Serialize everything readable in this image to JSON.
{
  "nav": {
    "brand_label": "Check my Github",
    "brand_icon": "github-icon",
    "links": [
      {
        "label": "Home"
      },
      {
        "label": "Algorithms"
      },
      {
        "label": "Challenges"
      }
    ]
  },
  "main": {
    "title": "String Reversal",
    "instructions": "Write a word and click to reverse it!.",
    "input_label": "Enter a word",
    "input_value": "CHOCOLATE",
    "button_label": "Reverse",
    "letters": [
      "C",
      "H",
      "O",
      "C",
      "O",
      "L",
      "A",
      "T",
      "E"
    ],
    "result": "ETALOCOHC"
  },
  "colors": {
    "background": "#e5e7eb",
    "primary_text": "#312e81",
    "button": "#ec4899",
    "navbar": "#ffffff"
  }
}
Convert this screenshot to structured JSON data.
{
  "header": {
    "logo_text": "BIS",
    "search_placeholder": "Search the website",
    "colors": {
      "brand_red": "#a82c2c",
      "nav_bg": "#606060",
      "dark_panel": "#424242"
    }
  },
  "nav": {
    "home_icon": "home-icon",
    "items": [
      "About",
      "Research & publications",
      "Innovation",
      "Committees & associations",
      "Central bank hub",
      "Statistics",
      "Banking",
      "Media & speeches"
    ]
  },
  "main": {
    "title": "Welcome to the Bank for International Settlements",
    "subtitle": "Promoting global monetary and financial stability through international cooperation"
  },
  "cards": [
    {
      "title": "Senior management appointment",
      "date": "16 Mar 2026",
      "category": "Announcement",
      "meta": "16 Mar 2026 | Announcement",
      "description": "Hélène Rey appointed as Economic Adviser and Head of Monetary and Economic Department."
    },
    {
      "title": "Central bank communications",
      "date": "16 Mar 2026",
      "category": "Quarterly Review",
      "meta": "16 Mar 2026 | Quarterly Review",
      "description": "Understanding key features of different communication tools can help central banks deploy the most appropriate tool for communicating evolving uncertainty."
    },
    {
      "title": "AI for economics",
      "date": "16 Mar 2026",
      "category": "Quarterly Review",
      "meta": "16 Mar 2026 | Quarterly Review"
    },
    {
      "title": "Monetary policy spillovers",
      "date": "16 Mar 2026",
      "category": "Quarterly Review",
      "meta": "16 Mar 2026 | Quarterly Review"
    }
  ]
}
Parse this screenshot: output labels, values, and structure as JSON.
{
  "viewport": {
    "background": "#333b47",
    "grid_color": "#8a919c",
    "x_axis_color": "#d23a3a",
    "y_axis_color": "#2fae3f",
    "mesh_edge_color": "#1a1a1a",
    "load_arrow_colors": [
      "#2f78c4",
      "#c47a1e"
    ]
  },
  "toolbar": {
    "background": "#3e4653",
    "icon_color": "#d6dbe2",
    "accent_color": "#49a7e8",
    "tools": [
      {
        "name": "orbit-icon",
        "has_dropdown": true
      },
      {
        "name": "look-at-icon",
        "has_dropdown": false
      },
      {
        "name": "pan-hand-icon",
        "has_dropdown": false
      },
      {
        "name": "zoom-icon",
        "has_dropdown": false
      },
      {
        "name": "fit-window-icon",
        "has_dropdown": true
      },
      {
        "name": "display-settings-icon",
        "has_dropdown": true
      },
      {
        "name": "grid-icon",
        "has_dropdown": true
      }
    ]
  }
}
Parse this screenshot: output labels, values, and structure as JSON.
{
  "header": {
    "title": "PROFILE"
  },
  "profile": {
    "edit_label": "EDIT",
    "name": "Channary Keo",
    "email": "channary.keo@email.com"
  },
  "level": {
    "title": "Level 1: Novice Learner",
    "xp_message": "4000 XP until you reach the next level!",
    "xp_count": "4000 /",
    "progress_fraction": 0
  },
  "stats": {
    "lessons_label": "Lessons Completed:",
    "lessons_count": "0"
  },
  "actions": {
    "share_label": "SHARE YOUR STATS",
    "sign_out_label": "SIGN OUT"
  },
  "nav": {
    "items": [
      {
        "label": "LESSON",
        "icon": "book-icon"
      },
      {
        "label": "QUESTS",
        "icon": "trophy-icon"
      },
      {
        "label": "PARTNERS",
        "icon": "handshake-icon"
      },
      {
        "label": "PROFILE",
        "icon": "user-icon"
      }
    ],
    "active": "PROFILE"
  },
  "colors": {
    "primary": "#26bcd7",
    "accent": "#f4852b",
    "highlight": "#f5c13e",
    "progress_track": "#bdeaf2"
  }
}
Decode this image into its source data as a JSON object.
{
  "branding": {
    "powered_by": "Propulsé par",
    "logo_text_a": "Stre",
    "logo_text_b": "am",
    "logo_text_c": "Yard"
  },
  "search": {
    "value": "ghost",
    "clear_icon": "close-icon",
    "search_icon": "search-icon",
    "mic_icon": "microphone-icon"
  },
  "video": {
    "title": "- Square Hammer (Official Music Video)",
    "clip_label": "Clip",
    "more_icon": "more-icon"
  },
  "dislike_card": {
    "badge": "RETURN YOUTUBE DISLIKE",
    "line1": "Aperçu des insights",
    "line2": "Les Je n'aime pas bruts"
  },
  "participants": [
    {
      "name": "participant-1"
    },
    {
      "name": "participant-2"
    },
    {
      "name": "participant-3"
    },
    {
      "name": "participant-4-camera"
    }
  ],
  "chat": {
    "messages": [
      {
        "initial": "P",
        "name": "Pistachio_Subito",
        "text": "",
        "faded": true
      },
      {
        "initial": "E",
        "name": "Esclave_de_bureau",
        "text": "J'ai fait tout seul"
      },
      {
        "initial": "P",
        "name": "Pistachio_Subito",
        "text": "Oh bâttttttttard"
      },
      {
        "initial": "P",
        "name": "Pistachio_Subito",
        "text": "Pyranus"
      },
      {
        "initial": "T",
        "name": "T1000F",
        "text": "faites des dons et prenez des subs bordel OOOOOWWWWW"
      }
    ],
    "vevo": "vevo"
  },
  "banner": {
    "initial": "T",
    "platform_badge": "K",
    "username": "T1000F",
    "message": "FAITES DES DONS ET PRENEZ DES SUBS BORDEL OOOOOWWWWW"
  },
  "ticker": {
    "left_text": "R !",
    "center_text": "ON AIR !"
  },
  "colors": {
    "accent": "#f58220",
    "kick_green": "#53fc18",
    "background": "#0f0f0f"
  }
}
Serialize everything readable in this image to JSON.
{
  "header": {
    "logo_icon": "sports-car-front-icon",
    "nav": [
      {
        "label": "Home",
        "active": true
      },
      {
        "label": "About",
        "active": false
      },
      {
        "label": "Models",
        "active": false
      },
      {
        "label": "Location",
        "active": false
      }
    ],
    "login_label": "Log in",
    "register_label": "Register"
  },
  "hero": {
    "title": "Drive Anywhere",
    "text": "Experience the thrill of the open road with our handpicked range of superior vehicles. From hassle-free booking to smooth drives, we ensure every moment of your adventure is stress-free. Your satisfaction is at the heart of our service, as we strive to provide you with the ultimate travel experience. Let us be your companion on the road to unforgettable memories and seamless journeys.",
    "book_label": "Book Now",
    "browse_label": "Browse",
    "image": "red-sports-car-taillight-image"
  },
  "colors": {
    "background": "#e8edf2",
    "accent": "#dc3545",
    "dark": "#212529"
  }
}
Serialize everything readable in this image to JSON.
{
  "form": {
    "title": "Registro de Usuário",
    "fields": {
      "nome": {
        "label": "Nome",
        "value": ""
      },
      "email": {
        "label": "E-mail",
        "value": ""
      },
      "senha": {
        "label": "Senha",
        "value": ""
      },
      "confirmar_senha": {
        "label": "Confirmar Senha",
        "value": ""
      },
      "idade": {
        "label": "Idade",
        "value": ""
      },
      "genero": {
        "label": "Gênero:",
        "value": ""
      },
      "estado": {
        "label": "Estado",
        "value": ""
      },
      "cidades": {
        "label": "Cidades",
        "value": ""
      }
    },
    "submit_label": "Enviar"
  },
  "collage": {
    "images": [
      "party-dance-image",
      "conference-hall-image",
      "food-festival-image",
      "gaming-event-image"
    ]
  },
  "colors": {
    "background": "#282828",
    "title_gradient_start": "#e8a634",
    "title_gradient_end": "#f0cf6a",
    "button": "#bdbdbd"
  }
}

◆ ◆ ◆ ◆ ◆ ◆ ◆

• [Written instruction]: Report how many lines of the listing above include the word "meta". Say nothing but the number.

• [Final result]: 4